Comentarios / Añadir Comentario

Rebecca Ley, The Guardian

La cuestión de cómo vamos a morir es algo que la mayoría de nosotros no quiere plantearse. Pero cuando tienes a un ser querido con una enfermedad grave, se hace más difícil de ignorar. Lo cierto es que, desde hace un año, cuando Papá empeoró considerablemente y su calidad de vida se hizo ínfima, no puedo dejar de pensar en ello.

No quiero que muera; el solo hecho de pensarlo me corta el aliento. Pero si su cabeza estuviera bien, estoy prácticamente segura de que nunca habría elegido la existencia que tiene ahora. No querría estar enclaustrado en una sala, sentado sin hacer nada, y esperando a que alguien le cambie la ropa cuando se ensucia.

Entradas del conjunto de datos
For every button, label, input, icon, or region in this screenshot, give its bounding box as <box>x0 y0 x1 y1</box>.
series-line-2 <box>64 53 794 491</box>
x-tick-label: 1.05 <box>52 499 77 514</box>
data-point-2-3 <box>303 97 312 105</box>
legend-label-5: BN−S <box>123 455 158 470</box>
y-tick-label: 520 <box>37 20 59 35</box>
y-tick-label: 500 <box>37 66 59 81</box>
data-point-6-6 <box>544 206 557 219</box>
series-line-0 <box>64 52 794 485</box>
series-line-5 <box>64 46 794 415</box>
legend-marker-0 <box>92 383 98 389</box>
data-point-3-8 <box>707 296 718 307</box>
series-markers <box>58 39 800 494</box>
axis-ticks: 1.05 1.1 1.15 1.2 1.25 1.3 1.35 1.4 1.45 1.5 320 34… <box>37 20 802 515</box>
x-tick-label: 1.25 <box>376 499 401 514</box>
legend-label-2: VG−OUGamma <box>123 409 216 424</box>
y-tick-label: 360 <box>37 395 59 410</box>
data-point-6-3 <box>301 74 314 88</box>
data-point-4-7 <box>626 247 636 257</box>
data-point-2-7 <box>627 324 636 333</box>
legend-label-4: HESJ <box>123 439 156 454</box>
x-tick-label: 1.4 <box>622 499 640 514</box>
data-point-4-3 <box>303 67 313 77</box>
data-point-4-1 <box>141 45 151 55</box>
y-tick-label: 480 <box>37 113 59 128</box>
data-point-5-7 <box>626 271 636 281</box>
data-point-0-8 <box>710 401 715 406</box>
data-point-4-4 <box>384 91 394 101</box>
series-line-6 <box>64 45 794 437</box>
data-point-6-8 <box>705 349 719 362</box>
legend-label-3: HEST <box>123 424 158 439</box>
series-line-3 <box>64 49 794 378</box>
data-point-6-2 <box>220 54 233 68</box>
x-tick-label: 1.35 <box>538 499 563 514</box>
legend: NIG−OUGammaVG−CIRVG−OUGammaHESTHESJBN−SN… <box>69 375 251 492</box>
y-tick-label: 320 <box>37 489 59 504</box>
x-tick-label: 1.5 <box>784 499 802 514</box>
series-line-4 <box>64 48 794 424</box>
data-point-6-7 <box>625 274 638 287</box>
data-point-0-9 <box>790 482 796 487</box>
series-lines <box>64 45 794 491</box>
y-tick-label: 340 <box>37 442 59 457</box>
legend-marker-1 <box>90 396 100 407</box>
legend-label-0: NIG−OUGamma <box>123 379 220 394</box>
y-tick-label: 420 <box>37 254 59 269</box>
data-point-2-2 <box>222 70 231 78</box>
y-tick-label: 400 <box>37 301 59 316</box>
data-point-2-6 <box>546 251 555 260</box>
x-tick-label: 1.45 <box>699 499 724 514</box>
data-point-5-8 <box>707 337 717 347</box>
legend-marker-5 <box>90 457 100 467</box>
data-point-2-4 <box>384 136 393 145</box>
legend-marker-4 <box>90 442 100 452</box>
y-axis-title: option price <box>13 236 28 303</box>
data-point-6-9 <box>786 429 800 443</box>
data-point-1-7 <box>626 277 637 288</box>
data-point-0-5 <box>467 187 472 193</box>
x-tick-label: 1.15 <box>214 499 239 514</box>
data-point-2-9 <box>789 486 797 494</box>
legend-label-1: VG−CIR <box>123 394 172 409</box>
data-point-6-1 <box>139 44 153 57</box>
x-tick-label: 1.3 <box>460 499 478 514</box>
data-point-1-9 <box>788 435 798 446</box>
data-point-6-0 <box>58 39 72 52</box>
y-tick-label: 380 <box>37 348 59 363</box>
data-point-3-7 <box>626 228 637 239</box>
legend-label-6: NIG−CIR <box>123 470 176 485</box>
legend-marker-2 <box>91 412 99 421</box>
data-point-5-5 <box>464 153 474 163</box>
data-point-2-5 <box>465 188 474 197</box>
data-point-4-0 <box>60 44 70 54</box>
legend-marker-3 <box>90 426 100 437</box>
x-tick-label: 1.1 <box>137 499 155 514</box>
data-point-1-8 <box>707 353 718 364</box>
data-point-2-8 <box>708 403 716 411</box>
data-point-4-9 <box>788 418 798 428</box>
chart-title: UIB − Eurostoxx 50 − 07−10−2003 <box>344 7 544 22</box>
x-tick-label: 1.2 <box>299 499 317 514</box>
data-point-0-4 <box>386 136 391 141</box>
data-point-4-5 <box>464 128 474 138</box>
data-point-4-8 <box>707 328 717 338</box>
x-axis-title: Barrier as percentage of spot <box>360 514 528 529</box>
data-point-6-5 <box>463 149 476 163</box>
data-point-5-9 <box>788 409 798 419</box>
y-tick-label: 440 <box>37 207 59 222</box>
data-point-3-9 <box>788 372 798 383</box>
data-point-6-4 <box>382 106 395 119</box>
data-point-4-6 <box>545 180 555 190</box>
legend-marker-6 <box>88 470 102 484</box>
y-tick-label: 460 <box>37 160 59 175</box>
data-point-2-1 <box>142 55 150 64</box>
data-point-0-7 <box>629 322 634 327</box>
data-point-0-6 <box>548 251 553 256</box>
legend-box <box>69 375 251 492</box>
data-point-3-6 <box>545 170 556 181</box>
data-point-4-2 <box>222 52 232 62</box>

Tus instrucciones: Retoma el artículo sobre la enfermedad del padre y continúalo a partir de su última frase. Los ítems proceden de otra fuente.

Resultado del ejercicio:
Lo cierto es que mi miedo a que nos deje no es más que el deseo egoísta de no perder a un padre que ya se ha ido hace mucho tiempo. Ese padre independiente, perspicaz y orgulloso que en algún momento, estando distraída, se fue sin yo darme cuenta, hasta que un día al despertar fui consciente de que no volvería a verle nunca más. Eso es lo extraño de la demencia avanzada. Sientes la pérdida de alguien que todavía está aquí. Pero no puedes llorar a gusto porque sabes que aún queda por venir un último escollo que  debes soportar. Es algo indiscutible que acecha detrás de cada nueva indignidad a la que se enfrenta.

Y obviamente, queremos que su final, cuando llegue, sea lo mejor posible. Todos nosotros, como familia suya que somos, ya hemos dejado claro que no queremos una excesiva intervención si su estado empeora. Nada de tubos para alimentarle, operaciones invasivas o RCP; que seguramente sólo prolongarían su sufrimiento.

Queremos que esté cómodo cuando llegue el momento, rodeado y apoyado por sus seres queridos. Pero no puedo evitar preocuparme – ¿qué pasa si no es así? ¿Qué pasa si no podemos llegar a tiempo a la residencia? Es poco probable que todo ocurra de manera repentina, lo sé, pero al menos yo, tengo un importante viaje desde donde estoy hasta allí.

Y ¿cómo sabremos si está sufriendo un dolor terrible? Después de todo, él no nos puede decir cómo se siente, así que no hay ninguna forma real de que sepamos cómo lo está pasando.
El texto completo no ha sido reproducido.